▶ [Dataset content]:
━━━━━━━━━━━━━━━━━━━━━━━━━━━━━━

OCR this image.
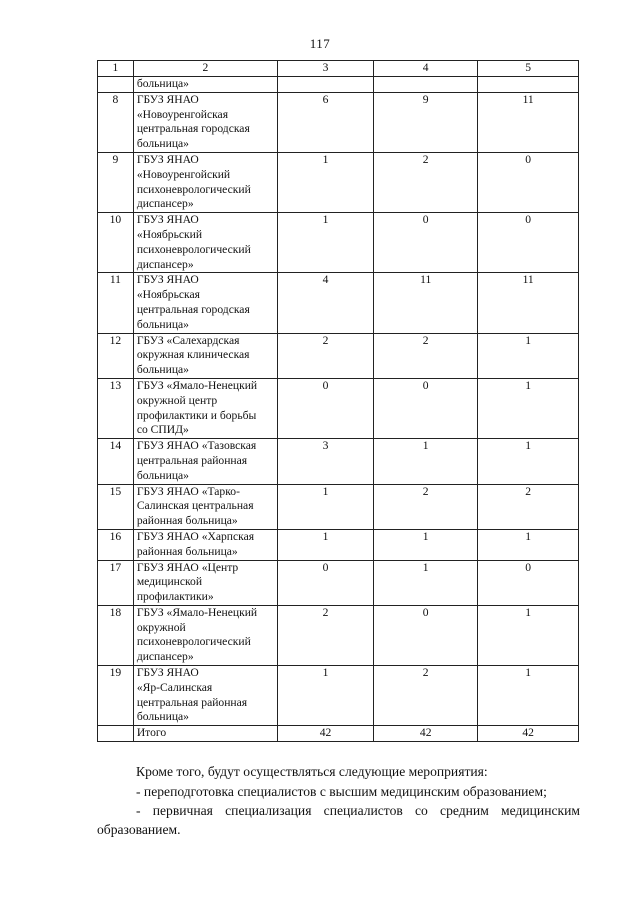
117
1	2	3	4	5
	больница»			
8	ГБУЗ ЯНАО
«Новоуренгойская
центральная городская
больница»	6	9	11
9	ГБУЗ ЯНАО
«Новоуренгойский
психоневрологический
диспансер»	1	2	0
10	ГБУЗ ЯНАО
«Ноябрьский
психоневрологический
диспансер»	1	0	0
11	ГБУЗ ЯНАО
«Ноябрьская
центральная городская
больница»	4	11	11
12	ГБУЗ «Салехардская
окружная клиническая
больница»	2	2	1
13	ГБУЗ «Ямало-Ненецкий
окружной центр
профилактики и борьбы
со СПИД»	0	0	1
14	ГБУЗ ЯНАО «Тазовская
центральная районная
больница»	3	1	1
15	ГБУЗ ЯНАО «Тарко-
Салинская центральная
районная больница»	1	2	2
16	ГБУЗ ЯНАО «Харпская
районная больница»	1	1	1
17	ГБУЗ ЯНАО «Центр
медицинской
профилактики»	0	1	0
18	ГБУЗ «Ямало-Ненецкий
окружной
психоневрологический
диспансер»	2	0	1
19	ГБУЗ ЯНАО
«Яр-Салинская
центральная районная
больница»	1	2	1
	Итого	42	42	42
Кроме того, будут осуществляться следующие мероприятия:
- переподготовка специалистов с высшим медицинским образованием;
- первичная специализация специалистов со средним медицинским
образованием.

━━━━━━━━━━━━━━━━━━━━━━━━━━━━━━

Identify every line above that includes the word "ЯНАО", and show those lines.

▶ [Exercise output]:
8	ГБУЗ ЯНАО
9	ГБУЗ ЯНАО
10	ГБУЗ ЯНАО
11	ГБУЗ ЯНАО
14	ГБУЗ ЯНАО «Тазовская
15	ГБУЗ ЯНАО «Тарко-
16	ГБУЗ ЯНАО «Харпская
17	ГБУЗ ЯНАО «Центр
19	ГБУЗ ЯНАО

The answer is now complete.